_What this task involves:_ Every line below that holds the string "Leeftijd" should be copied out.
━━━━━ Data listing
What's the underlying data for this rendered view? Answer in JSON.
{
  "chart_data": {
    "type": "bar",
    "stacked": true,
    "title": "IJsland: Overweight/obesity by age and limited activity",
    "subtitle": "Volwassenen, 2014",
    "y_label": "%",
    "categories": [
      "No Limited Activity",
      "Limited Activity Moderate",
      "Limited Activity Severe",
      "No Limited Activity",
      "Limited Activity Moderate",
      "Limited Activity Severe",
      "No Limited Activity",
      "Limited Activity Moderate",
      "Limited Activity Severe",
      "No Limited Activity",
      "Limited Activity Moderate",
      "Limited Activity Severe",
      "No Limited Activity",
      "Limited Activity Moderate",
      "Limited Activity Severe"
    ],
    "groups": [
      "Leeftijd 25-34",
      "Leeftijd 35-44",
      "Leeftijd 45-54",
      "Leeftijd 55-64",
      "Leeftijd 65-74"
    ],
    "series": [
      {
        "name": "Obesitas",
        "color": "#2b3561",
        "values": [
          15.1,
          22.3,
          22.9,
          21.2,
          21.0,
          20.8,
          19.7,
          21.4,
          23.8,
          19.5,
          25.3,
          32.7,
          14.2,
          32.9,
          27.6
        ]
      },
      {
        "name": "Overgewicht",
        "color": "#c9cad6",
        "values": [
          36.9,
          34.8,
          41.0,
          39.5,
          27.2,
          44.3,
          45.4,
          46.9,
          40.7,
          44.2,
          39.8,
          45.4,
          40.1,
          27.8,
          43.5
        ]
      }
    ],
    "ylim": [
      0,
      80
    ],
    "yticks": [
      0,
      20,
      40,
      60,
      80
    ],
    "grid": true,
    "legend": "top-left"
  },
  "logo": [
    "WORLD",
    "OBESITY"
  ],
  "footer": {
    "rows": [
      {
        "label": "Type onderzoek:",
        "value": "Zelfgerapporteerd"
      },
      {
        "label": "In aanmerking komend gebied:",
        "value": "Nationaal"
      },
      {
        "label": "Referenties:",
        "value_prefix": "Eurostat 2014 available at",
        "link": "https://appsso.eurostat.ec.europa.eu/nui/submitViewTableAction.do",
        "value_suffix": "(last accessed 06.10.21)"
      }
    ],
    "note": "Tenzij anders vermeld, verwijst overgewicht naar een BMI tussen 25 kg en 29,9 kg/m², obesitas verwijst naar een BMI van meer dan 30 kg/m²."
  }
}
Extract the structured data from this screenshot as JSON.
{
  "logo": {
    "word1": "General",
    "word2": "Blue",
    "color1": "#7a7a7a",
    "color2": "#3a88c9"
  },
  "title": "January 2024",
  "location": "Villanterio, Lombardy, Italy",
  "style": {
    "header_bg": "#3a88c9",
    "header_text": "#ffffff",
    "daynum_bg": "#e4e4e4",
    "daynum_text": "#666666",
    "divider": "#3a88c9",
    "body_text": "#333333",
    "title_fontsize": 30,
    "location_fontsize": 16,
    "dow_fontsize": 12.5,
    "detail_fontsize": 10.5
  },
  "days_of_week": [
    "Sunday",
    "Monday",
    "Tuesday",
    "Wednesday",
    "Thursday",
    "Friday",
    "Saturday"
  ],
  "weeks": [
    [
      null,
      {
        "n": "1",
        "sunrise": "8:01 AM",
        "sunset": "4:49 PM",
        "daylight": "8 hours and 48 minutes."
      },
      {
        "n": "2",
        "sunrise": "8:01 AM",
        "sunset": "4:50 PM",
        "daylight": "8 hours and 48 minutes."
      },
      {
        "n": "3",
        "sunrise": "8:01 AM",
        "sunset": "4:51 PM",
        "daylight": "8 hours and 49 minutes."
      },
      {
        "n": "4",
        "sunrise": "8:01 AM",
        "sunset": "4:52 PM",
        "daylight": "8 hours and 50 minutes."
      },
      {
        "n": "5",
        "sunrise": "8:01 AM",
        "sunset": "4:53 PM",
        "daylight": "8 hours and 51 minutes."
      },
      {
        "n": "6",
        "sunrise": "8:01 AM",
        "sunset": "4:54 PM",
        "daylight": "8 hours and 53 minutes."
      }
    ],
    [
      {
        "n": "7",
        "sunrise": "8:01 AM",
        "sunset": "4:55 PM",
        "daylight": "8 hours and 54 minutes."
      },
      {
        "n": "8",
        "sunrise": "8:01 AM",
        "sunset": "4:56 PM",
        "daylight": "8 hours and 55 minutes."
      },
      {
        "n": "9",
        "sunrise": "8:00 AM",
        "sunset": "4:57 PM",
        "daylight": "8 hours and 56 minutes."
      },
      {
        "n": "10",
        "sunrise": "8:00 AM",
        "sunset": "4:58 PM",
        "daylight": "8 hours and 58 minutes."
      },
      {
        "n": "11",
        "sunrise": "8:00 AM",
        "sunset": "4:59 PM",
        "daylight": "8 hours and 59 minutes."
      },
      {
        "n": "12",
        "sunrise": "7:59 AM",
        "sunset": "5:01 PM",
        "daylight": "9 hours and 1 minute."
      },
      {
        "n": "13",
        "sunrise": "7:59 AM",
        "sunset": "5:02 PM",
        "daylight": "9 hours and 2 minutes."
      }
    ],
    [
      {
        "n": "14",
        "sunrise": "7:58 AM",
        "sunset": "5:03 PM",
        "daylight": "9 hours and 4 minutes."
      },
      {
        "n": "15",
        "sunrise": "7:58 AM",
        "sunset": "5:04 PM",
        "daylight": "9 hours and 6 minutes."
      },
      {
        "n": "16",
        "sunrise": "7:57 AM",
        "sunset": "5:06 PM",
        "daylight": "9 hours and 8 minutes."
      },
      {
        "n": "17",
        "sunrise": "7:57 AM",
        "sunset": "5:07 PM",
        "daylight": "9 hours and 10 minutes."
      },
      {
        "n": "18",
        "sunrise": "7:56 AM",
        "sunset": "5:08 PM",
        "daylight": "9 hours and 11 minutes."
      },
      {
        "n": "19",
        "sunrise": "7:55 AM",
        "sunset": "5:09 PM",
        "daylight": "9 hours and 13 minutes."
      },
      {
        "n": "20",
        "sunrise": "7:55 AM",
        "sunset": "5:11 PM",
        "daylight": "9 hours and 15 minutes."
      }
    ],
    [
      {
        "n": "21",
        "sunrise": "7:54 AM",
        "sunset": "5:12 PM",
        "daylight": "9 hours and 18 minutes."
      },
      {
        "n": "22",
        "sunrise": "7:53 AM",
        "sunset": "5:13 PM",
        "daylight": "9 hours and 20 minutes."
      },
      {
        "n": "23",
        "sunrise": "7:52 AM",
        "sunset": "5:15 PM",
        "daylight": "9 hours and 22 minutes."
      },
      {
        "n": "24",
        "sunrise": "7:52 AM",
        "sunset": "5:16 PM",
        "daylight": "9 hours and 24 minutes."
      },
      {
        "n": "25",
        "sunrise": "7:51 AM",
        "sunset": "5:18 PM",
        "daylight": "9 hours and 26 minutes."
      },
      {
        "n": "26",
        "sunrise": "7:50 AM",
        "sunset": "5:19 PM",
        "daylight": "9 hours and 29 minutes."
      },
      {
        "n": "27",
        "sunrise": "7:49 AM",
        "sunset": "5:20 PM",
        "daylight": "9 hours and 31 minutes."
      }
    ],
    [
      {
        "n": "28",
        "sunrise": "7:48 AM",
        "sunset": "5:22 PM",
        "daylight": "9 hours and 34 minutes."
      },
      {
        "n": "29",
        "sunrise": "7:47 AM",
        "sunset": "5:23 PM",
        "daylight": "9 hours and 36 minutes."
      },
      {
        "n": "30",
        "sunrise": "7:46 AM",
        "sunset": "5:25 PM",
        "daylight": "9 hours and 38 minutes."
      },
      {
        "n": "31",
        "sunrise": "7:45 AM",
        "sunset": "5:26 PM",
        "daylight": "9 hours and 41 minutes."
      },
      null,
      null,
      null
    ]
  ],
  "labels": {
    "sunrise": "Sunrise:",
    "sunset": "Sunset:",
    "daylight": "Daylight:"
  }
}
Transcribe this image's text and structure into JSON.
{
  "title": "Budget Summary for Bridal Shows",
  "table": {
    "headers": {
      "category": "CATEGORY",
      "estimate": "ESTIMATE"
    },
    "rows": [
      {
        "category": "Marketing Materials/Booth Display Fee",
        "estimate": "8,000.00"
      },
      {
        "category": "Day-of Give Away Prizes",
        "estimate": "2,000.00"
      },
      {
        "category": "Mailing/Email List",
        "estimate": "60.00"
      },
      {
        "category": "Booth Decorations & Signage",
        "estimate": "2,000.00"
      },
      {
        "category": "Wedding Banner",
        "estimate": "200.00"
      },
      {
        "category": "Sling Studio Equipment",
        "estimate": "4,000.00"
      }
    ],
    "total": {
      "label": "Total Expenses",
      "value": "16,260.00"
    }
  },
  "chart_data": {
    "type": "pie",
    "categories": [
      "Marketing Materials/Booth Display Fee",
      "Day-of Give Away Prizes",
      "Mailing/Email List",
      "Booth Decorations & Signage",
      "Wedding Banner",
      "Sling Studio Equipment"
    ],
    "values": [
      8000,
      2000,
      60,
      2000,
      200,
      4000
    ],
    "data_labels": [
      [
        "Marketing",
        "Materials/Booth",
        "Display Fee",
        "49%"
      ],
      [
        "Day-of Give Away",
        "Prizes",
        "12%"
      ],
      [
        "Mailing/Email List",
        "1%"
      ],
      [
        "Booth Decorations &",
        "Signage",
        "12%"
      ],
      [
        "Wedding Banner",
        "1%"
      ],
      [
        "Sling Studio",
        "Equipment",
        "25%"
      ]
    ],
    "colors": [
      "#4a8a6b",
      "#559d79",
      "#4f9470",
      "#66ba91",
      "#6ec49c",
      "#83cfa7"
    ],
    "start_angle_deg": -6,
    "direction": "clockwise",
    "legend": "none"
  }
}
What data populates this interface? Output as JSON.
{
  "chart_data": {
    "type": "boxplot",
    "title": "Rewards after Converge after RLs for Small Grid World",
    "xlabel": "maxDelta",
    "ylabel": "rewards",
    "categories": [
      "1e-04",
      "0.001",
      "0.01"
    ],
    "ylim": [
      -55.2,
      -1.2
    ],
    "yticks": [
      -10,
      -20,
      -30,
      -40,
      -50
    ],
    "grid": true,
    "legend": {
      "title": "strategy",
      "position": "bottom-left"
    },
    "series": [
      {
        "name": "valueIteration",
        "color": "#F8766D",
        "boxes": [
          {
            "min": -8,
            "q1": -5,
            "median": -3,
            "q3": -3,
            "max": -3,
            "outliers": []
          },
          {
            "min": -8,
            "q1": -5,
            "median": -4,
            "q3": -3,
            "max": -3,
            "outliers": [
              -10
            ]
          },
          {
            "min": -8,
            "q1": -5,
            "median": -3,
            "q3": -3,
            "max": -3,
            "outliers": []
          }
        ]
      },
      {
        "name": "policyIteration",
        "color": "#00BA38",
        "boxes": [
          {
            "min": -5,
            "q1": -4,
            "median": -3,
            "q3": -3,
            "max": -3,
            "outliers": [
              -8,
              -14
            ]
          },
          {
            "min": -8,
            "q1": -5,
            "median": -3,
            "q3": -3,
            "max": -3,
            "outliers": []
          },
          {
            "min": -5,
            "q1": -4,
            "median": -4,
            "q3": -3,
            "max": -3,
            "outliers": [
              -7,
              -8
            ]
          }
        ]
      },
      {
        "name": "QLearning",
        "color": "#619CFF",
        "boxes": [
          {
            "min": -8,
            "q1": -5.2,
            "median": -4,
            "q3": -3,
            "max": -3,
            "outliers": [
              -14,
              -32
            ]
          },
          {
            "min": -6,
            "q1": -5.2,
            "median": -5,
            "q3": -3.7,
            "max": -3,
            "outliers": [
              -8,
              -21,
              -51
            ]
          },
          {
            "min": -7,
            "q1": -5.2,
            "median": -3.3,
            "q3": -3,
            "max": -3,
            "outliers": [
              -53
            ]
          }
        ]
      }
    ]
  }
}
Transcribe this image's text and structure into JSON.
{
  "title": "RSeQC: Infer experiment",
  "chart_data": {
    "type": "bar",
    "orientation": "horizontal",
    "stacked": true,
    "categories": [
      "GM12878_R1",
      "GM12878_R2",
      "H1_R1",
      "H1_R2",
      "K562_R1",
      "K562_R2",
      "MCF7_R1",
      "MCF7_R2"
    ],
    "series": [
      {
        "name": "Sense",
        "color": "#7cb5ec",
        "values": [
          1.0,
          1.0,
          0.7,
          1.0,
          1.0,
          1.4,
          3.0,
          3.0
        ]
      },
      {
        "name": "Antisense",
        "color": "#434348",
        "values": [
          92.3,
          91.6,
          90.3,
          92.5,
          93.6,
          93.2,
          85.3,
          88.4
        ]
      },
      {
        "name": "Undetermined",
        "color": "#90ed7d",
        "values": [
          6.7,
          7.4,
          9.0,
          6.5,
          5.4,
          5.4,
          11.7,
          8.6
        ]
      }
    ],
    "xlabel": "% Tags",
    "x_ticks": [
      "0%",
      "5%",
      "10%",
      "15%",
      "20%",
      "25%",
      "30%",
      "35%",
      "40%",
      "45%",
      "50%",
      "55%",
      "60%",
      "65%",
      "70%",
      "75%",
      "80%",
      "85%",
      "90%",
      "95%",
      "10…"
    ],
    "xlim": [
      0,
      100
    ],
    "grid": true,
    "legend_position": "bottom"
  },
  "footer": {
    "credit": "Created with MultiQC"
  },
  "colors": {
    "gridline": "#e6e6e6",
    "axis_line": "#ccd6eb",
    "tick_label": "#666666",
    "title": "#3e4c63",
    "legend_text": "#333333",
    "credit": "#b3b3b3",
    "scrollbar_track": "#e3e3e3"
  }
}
━━━━━━━━━━
_The result:_
      "Leeftijd 25-34",
      "Leeftijd 35-44",
      "Leeftijd 45-54",
      "Leeftijd 55-64",
      "Leeftijd 65-74"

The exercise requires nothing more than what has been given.